DOCUMENT TEXT

• • • • • • •

Disclaimer: This notebook was created as a part of Data Analysis in Pandas workshop that I taught in Prague, September 2017. 
There are my solutions to this notebook in Version 1. Take a look at them, but try to go through this notebook yourself at first :)

# An interactive Data Analysis with solutions

In [1]:
import os
import numpy as np
import pandas as pd
from IPython.display import Image
from matplotlib import pyplot as plt
import matplotlib.cm as cm
%matplotlib inline
pd.options.mode.chained_assignment = None  # default='warn'

# Practice: Data Analysis from start to end

Ideally and normally, process of **ad-hoc descriptive data analysis** would take **2-10 days**, based on the complexity of datasets and requirements. 

**Single, clean and small dataset** is easy and fast to analyze. Typical example of simple and fast analysis is **revenue/costs/profit analysis** for a given timeframe based on very few database tables. This process can be automatized well for further use.

**Complex analysis** consist of **combining internal and external datasets** and take longer. External datasets (downloaded from governement pages, through company API, bought from third parties, scraping given webpages) tend to be quite messy. Sometimes external datasets need to be created from scratch.

We will use single simple and relatively clean dataset to make the analysis doable in an afternoon timespan. But it is important to note, that **even this minimal data analysis example follows the same process and logic** as a project of larger scale. 

So let's get down to business!

In [2]:
Image('http://media.indiedb.com/images/articles/1/211/210412/kickstarter-logo-whitebg.jpg')

###  0. Request from management, specification

Imagine you are working at a marketing company as a business analyst that takes care of internal databases, creates reports for management and automatizes the boring stuff. **At 17:15 Wednesday afternoon you get a following email:**

"
Hi Pista,

I stumbled upon an interesting dataset and I want you to take a look at it and prepare a short report for me. Do you know Kickstarter? Basically, it's a crowfunding website, where anybody can announce their own project for funding and if the funding is successful, the project is to be realized. It is quite modern now, and that is also the reason I want you to take a closer look at it. This is the webpage: [kickstarter](http://kickstarter.com) (The dataset is in the attachment). Most of the projects and users are from US, but it is a global webpage and anybody has access to it.

I'm mostly interested in things like: Do companies also use kickstarter or only private subjects? If both, what is the ratio between them? Are there people, that start multiple succesfull funds or it is not common? I'm of course also interested in what type of producst are sold this way, what type of industry is the most successful on kickstarter (fun, games, free time, culture, music, paintings, books, gadgets, etc.). I mean, try to do some segmentation of the market and success rates of the campaign based on this segmentation. Do you have in mind some other questions could be answered with this dataset?

I want to know, if we can advise our clients to use kickstarter in their campaigns to promote their new products and who is the target group that is successful in getting funds in crowdfunding campaigns. If there are some missing products from specific industry, I think it is a good signal, that kickstarter is not right place for them. And if there are some similar products from the same industry that are successful a lot, we can be sure, that kickstarter is the right method for getting promotion and funds for those kind of products.

• • • • • • •

DATA PROVIDED

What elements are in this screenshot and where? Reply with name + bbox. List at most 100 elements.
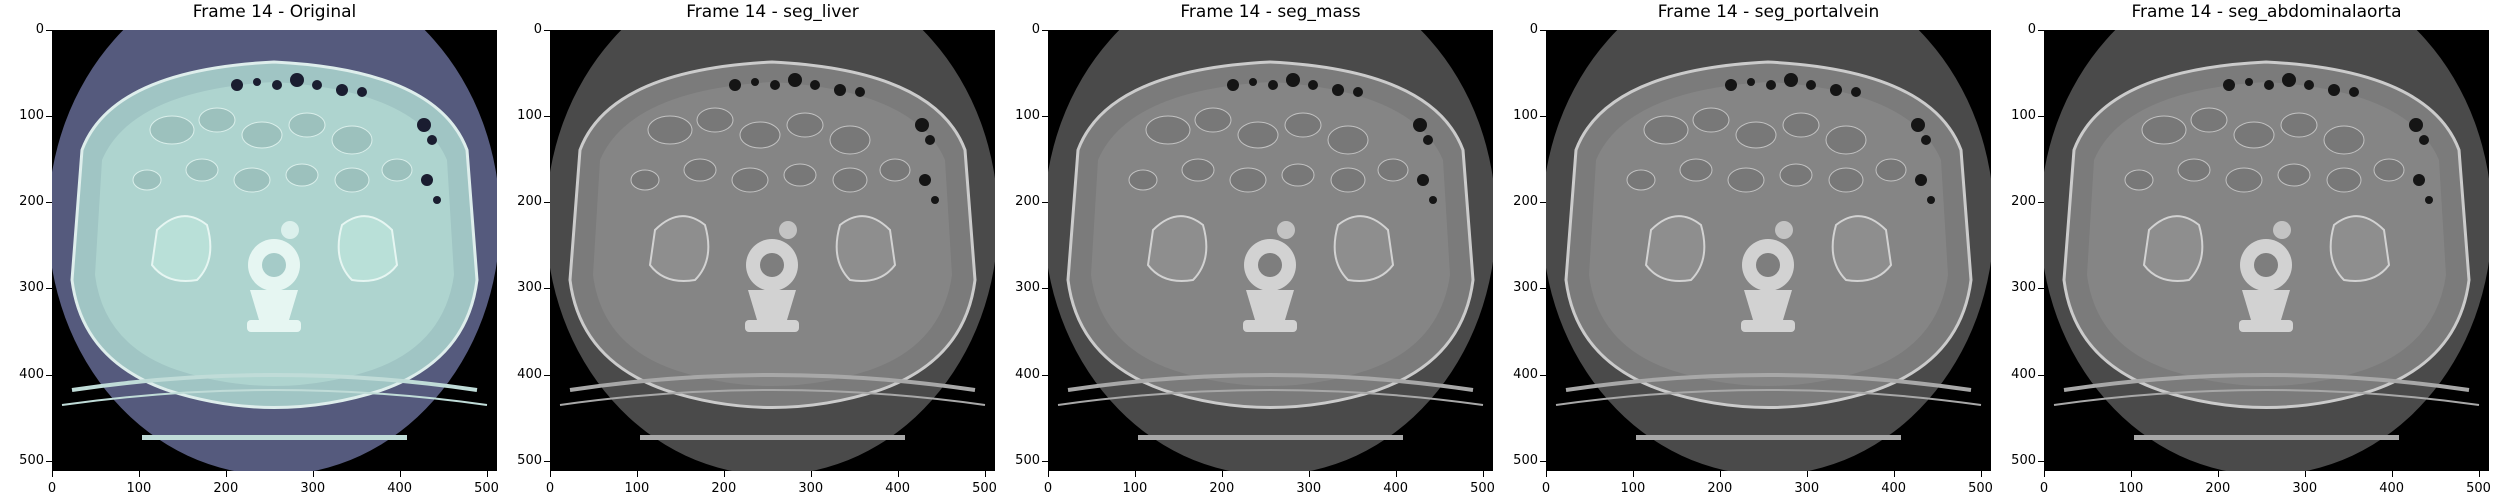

• • • • • • •

BRIEF 1
Transcribe the part of the Kickstarter analysis notebook that begins at the words "We will use" and stops after the words "down to business!".
BRIEF 2
How long does the Kickstarter analysis notebook say an ad-hoc descriptive data analysis would normally take?

TASK RESPONSE 1
We will use single simple and relatively clean dataset to make the analysis doable in an afternoon timespan. But it is important to note, that **even this minimal data analysis example follows the same process and logic** as a project of larger scale. 

So let's get down to business!

TASK RESPONSE 2
2-10 days, depending on the complexity of the datasets and requirements.